- **Given task**: Can you pull out each line of the data below that includes the word "title"?

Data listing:
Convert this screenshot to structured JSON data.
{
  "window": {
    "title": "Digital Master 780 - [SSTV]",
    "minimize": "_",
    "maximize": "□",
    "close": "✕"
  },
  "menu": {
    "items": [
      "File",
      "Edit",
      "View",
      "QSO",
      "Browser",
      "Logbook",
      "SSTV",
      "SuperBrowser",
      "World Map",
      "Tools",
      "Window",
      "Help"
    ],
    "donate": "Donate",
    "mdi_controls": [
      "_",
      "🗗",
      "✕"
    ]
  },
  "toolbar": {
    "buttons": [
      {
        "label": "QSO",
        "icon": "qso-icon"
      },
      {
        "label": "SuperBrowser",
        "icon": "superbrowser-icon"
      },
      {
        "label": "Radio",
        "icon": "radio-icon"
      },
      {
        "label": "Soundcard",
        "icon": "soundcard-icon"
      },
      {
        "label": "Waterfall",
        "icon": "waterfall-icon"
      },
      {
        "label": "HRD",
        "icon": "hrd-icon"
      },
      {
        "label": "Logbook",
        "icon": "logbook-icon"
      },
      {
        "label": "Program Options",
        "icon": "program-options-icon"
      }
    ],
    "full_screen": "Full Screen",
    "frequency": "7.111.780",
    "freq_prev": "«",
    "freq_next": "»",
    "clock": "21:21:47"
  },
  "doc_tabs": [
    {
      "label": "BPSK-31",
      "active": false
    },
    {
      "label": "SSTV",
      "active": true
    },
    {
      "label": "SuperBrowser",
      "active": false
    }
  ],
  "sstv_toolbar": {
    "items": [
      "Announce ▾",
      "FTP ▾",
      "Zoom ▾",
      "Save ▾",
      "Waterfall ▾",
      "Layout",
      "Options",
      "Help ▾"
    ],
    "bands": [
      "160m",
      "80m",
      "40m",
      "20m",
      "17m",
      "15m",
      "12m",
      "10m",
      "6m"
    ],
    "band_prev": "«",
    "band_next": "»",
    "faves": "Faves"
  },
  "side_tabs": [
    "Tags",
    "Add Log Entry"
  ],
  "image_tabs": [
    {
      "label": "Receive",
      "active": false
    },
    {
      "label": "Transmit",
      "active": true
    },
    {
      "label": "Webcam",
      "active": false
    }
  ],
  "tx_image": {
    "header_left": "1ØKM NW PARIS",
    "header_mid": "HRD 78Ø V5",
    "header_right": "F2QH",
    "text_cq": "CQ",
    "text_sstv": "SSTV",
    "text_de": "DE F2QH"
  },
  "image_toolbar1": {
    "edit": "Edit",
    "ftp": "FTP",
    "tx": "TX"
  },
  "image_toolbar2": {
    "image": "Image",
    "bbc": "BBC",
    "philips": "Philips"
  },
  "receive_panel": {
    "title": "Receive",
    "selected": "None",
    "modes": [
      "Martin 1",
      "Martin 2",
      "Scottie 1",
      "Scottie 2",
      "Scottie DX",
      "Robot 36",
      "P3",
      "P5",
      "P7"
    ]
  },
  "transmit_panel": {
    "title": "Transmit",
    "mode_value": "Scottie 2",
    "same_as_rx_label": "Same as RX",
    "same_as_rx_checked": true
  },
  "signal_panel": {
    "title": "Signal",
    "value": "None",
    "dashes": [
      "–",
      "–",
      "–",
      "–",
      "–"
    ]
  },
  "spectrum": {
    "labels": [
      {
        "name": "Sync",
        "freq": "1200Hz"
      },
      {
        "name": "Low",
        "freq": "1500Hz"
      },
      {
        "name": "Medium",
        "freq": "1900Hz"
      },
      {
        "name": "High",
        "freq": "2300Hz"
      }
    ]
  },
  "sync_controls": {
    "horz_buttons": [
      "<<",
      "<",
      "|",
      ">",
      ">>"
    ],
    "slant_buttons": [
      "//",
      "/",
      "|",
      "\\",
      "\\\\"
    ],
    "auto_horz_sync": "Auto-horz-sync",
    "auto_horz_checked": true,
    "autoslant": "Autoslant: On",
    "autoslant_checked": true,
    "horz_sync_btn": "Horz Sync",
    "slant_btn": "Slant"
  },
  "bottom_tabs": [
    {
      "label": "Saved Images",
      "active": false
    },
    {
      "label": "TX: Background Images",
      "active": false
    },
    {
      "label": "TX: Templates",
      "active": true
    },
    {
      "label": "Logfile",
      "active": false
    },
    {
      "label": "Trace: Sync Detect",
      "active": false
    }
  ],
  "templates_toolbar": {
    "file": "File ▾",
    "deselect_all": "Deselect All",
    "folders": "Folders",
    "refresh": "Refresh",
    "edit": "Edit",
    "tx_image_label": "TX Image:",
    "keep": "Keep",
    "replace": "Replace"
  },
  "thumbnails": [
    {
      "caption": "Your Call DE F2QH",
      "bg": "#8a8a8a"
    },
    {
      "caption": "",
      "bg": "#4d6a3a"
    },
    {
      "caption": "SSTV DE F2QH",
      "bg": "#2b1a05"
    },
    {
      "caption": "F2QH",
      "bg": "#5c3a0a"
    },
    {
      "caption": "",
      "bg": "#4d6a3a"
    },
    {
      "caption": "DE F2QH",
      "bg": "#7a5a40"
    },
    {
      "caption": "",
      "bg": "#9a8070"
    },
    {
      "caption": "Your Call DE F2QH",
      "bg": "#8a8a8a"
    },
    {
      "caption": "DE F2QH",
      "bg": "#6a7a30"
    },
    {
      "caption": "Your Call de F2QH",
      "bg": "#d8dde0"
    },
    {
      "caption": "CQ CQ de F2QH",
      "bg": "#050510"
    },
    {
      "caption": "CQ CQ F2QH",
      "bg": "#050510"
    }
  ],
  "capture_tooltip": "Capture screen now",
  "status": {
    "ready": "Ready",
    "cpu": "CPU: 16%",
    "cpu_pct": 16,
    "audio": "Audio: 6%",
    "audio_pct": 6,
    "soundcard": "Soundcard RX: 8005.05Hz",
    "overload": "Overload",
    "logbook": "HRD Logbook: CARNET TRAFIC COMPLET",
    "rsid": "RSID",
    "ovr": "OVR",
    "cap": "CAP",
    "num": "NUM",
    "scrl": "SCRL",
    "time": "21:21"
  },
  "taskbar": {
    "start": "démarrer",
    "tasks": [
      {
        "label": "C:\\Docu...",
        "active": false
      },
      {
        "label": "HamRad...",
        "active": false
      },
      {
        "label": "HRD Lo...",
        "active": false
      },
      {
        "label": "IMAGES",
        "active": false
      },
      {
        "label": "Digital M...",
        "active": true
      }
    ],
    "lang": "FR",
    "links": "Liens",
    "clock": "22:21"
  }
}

==

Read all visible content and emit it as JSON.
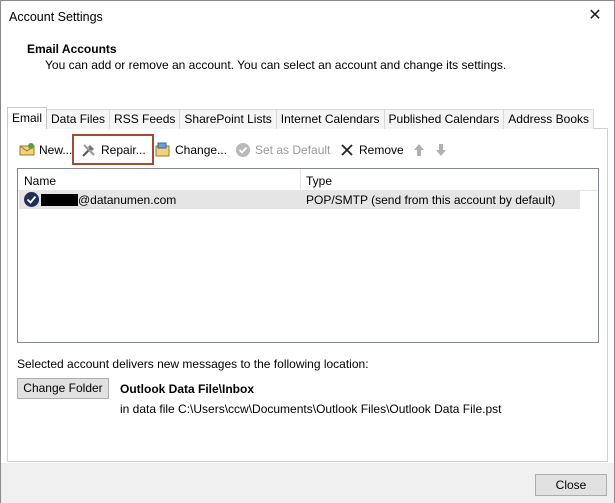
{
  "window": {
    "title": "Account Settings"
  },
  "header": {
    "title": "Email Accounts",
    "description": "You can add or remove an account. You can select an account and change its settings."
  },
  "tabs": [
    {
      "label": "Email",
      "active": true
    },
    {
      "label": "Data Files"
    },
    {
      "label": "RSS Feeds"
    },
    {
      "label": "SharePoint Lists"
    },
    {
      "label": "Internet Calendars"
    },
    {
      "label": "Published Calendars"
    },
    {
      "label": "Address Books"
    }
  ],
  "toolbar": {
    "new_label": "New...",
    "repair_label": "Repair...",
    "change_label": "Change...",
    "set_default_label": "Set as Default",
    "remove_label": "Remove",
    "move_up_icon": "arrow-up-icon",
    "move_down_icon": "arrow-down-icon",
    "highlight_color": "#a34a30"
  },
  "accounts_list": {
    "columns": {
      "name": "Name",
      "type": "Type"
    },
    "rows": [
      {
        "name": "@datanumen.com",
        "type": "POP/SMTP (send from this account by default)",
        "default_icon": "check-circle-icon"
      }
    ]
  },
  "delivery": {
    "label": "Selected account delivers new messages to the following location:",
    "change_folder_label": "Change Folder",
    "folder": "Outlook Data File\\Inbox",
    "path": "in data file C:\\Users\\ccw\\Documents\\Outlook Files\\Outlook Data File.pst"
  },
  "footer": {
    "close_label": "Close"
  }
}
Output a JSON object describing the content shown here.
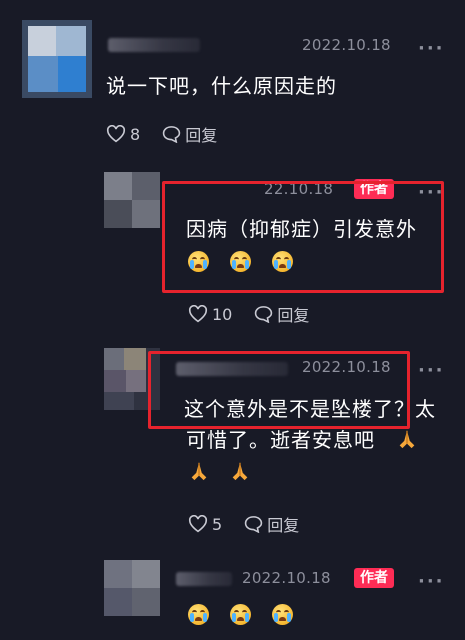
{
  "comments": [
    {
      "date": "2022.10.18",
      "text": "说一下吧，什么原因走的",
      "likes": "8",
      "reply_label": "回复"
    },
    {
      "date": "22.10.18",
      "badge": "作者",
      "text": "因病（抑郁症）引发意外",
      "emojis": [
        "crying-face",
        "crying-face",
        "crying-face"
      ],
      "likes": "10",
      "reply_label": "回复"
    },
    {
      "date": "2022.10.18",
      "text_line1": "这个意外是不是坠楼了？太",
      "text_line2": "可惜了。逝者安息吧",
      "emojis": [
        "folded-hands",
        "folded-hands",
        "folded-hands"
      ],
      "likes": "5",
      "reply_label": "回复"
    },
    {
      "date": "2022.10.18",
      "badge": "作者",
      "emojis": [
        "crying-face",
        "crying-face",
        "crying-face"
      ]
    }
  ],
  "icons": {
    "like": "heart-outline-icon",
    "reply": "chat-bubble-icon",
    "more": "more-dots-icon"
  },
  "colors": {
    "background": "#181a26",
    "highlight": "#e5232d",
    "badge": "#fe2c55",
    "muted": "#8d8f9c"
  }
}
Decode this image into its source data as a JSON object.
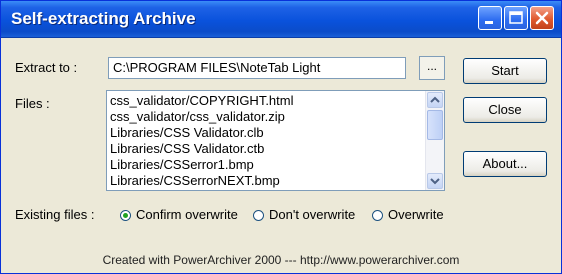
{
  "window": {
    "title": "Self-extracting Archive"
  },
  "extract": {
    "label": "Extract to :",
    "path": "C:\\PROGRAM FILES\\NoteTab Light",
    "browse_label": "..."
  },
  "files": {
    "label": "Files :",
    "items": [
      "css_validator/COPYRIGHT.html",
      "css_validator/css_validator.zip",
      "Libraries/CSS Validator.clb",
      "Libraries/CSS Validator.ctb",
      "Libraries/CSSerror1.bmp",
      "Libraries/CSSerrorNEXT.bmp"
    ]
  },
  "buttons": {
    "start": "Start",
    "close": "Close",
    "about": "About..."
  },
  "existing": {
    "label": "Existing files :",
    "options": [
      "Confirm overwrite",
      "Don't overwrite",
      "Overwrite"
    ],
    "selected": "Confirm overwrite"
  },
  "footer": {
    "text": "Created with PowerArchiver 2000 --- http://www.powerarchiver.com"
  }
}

- **Final result**:
    "title": "Digital Master 780 - [SSTV]",
    "title": "Receive",
    "title": "Transmit",
    "title": "Signal",
    "title": "Account Settings"
    "title": "Email Accounts",
    "title": "Self-extracting Archive"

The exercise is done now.